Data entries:
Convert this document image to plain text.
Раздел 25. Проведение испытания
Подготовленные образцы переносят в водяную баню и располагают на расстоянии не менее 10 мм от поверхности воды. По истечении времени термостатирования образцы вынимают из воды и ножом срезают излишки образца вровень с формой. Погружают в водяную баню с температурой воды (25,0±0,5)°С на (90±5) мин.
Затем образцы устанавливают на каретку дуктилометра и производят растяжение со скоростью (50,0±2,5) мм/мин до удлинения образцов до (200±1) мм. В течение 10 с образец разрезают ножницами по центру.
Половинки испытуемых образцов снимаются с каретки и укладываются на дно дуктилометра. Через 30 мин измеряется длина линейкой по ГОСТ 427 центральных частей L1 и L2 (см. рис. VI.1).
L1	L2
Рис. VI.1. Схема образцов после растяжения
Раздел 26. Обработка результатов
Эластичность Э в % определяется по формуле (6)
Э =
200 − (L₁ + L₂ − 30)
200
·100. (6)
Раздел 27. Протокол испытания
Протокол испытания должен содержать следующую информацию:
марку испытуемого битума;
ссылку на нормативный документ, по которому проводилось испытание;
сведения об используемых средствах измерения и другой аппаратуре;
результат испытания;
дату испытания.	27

DESCRIPTION OF THE TASK: Write out every line of the preceding listing that contains "Раздел".

THE COMPLETED TASK:
Раздел 25. Проведение испытания
Раздел 26. Обработка результатов
Раздел 27. Протокол испытания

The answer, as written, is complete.